===== Passage provided

- By Thomas E. RicksThomas E. Ricks covered the U.S. military for the Washington Post from 2000 through 2008.
Last week I participated in a discussion of Eliot Cohen’s new book about America’s warpath between Albany, New York, and Montreal, Canada. One of the subjects was the similarity between that era and today’s, with sustained limited wars provoked by acts of terror. Cohen made a couple of comments that struck me:
— When Champlain traveled with Indians south from Canada into hostile territory, “it’s not Champlain who is the actor, it’s the Indians who are the actors. The Indians are manipulating him.” Likewise, these days, it’s not always about us. In the post-9/11 world, “we are a powerful piece often being moved around their chessboard.”
–The French did much better than the British/Americans in dealing with the Indians — but eventually the British/Americans got “good enough” at it to use their other advantages to prevail
–“One of the great strategic virtues is empathy.”
I asked an old friend to interview Professor Cohen about his new book:
Eliot Cohen: No, no, no. The movie is not all that great, and James Fenimore Cooper’s book is pretty problematic too — wooden dialogue, implausible characters, unbelievable action. But he got the landscape right. On the other hand, it’s still in print, which is more than you can say of most other books coming on two centuries since pub date. But there is a kernel of truth here. Kenneth Roberts was a wonderful historical novelist whom I read when I was a teenager, and between that and a visit to Fort Ticonderoga at age ten I got hooked. Took me some four decades to go from fascination to published book, however.
Magua: Hmm. [Speaking Huron] Magua is glad this guy writes books better than he reviews movies. [Returning to the white man’s tongue] Tell us a bit about this French-Canadian character who keeps popping up, would you?

==========
===== Provided material

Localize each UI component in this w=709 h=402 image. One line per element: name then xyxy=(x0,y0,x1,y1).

==========
===== Provided material

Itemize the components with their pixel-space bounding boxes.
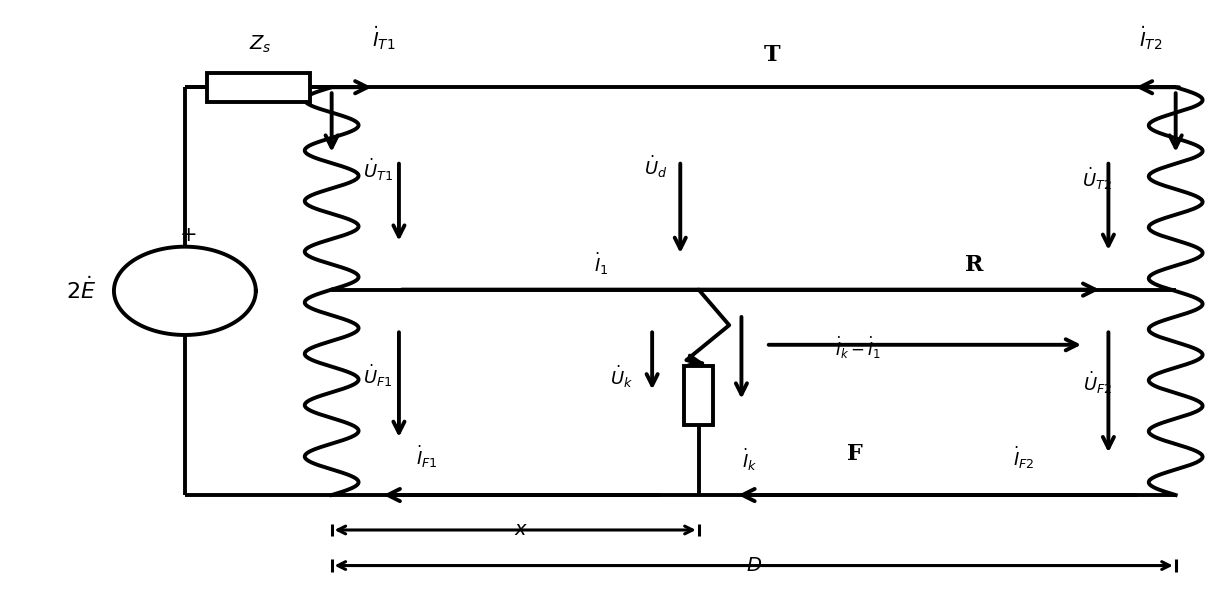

==========
===== Provided material

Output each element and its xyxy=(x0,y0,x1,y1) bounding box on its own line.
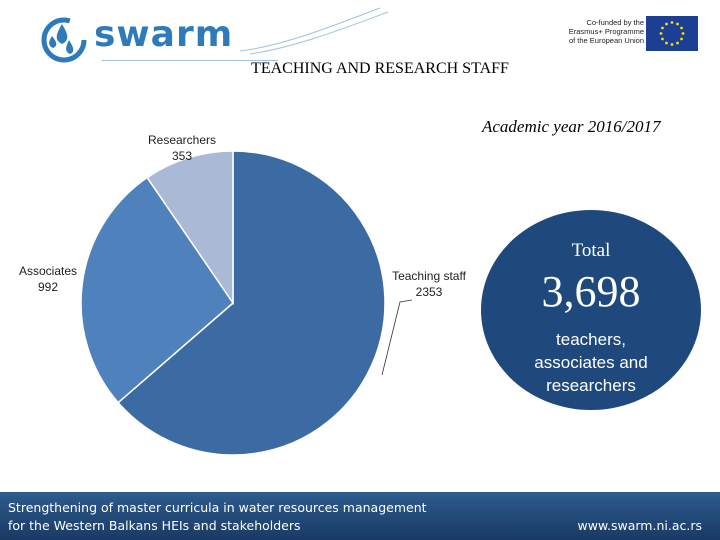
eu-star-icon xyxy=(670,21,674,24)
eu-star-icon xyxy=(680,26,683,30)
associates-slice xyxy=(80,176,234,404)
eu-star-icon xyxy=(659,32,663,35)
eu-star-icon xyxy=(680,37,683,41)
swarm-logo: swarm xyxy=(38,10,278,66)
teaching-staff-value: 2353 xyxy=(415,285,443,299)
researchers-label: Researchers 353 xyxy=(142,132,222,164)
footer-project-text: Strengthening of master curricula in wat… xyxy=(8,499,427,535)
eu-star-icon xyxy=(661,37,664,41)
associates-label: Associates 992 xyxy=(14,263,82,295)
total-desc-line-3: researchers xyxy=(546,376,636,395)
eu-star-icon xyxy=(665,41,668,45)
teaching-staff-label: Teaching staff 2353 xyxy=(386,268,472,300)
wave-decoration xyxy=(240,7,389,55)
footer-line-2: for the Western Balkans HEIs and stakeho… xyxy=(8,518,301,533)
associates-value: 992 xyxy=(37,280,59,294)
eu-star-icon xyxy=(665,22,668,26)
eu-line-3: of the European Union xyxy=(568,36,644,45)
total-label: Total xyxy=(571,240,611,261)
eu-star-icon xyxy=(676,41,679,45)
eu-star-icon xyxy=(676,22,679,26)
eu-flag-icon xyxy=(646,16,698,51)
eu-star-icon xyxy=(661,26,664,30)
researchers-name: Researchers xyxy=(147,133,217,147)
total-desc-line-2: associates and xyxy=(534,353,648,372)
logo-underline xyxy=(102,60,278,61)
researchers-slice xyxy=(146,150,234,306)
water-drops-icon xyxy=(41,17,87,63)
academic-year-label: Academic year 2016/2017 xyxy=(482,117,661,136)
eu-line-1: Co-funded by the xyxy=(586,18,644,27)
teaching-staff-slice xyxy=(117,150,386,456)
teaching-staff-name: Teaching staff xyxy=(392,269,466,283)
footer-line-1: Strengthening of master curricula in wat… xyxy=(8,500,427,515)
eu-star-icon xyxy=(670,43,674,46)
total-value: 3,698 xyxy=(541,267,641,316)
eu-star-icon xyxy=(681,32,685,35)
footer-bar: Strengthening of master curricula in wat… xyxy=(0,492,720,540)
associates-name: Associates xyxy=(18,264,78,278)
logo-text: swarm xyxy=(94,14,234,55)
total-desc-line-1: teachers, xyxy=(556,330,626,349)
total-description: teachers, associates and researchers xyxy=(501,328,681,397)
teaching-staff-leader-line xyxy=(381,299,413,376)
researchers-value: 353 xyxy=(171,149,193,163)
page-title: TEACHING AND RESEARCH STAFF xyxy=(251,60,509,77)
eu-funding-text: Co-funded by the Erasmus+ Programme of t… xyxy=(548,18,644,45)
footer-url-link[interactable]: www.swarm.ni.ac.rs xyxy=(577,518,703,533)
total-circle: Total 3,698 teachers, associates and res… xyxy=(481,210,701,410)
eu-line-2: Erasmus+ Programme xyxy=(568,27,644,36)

==========

### Exercise prompt
Translate this sentence from the piece on Eliot Cohen's book into Spanish: "One of the subjects was the similarity between that era and today’s, with sustained limited wars provoked by acts of terror."

### Worked answer
Uno de los temas fue la similitud entre aquella época y la actual, con guerras limitadas y prolongadas provocadas por actos de terror.